Consignes
A: Dans l'entretien sur le film La Graine, où Stacy Martin et Marie Papillon se sont-elles rencontrées ?
B: Prolongez l'entretien sur le film La Graine en reprenant après sa dernière réplique.

Vous passez beaucoup de temps en ce moment pour la promo du film. Ça va, vous vous supportez bien ?
Marie Papillon : On ne peut plus se voir ! (Rires).
Stacy Martin : On n'arrête pas de se faire des blagues… On ne sait plus trop ce qu'on dit (Rires).
Est-ce que vous vous connaissiez avant ?
S.M : Non, on s'est rencontrées aux essais, à Paris. Marie faisait déjà partie du projet. Eloïse (ndlr : la réalisatrice) avait vraiment à cœur de trouver le couple qui allait tenir cette histoire. Elle cherchait à ce qu'il y ait une vraie complicité. Elle nous a laissées beaucoup de liberté pour voir s'il y avait cette alchimie avec Marie. C'était vraiment intuitif.
M.P : Moi, j'étais déjà sur le film depuis un an et on cherchait ma partenaire de jeu. J'ai fait beaucoup d'essais avec différentes actrices. Mais ça a tout de suite été une évidence avec Stacy.
"L'amour de Lucie et Inès ne dérange personne"
Qu'est-ce qui vous a plu dans le scénario de cette comédie loufoque parlant d'un couple lesbien se battant pour avoir un enfant ?
M.P : Beaucoup de choses ! J'ai tout de suite été séduite par l'histoire d'amour entre ces deux femmes mais aussi par le côté engagé du film qui rend visible le combat pour la PMA. Et puis, on connaissait toutes les deux le travail d'Eloïse et on savait qu'on allait avoir affaire à un film touchant, bienveillant et drôle.
S.M : Elle a amené le sujet avec beaucoup de bienveillance.
M.P : Oui exactement, et sans tomber dans la moquerie et dans la parodie.
Marie Papillon, vous avez fait votre coming-out très tôt et parlez ouvertement de votre homosexualité. Êtes-vous donc rentrée plus facilement dans le peau de votre personnage ?
M.P : Tout aussi facilement que Stacy (ndlr : Stacy Martin est en couple avec un homme). Il n'y a pas eu de déséquilibre dans notre jeu par rapport à ça.
S.M : Oui, car le film parle avant tout d'un couple qui s'aime. C'est ça aussi que j'ai beaucoup aimé dans le scénario, le fait que cet amour ne soit pas du tout remis en question, que leur histoire soit normale.
On voit malheureusement encore très rarement des couples de lesbiennes au cinéma…
M.P : Oui… Et avec ce film d'Eloïse Lange, on n'est ni dans la caricature ni dans le drame. Il y a souvent des représentations de femmes lesbiennes qui souffrent parce que leur homosexualité n'est pas acceptée. La Graine est, à ma connaissance, un des premiers films en France où on voit un couple de femmes et ça ne dérange personne ! C'est très important en termes de représentation.

Lignes de données

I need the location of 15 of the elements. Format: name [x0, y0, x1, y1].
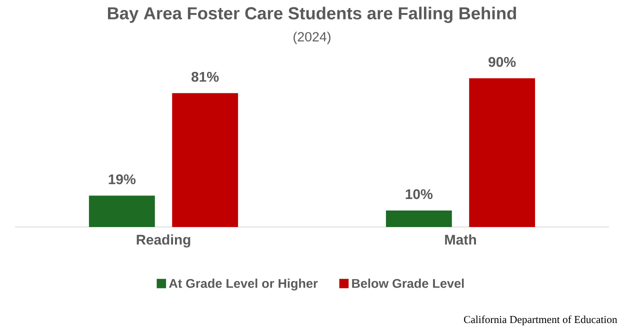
legend-label: Below Grade Level	[352, 278, 464, 288]
bar	[386, 210, 452, 227]
data-label: 10%	[406, 189, 433, 200]
x-tick-label: Reading	[136, 234, 190, 248]
x-tick-label: Math	[445, 234, 476, 245]
data-label: 81%	[192, 72, 219, 82]
data-label: 90%	[488, 56, 516, 67]
bar	[469, 78, 536, 227]
chart-title: Bay Area Foster Care Students are Falling Behind	[108, 6, 516, 23]
chart-subtitle: (2024)	[294, 32, 330, 44]
bar	[88, 196, 155, 227]
legend-label: At Grade Level or Higher	[169, 278, 318, 290]
bar	[172, 93, 238, 227]
text: California Department of Education	[464, 316, 618, 326]
data-label: 19%	[108, 174, 136, 184]
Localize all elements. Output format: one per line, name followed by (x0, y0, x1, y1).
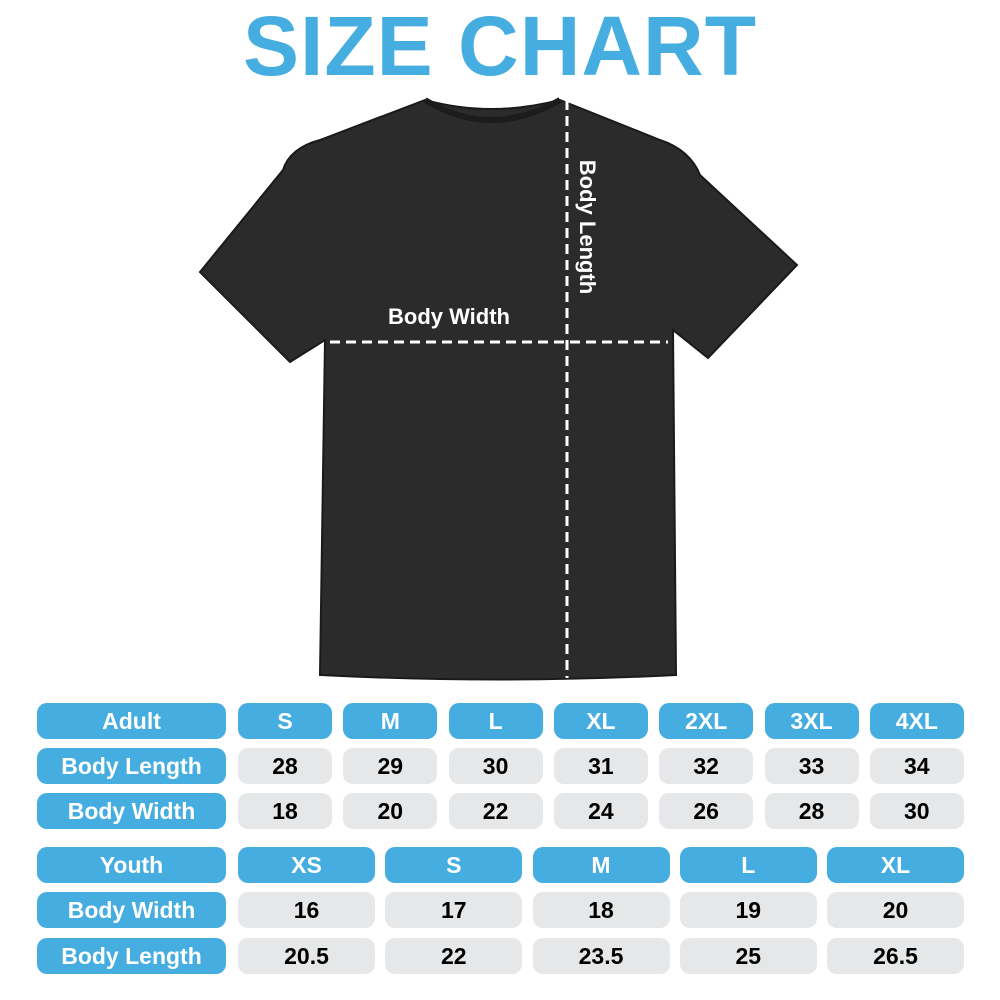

Réponses
A: Aux essais, à Paris.

B:
S.M : Oui, et ce qui pose problème dans le film n'est pas leur homosexualité mais les contraintes sociétales auxquelles elles font face pendant leur parcours de PMA.
Qu'est-ce qui vous a touchées dans ce couple formé par Lucie et Inès ?
M.P : Moi, ce que j'ai aimé, c'est que c'est très vrai. Elles se rencontrent et c'est un vrai coup de foudre. On a envie d'aller avec elles dans cette histoire d'amour, on se dit que c'est trop beau. Puis, on déchante avec elles parce qu'elles n'arrivent pas à avoir un enfant. Je trouve ça très juste et bien équilibré. Elles ont toutes les deux leurs envies et leurs inquiétudes mais restent ensemble dans ce combat. Et elles tiennent pour leur couple.
S.M : Oui, on a vraiment envie qu'elles y arrivent et qu'elles restent ensemble parce qu'on les voit s'éloigner l'une de l'autre. On se dit que c'est trop bête mais c'est une réalité aussi pour beaucoup de couples.
En ce sens, le sujet du film est très universel.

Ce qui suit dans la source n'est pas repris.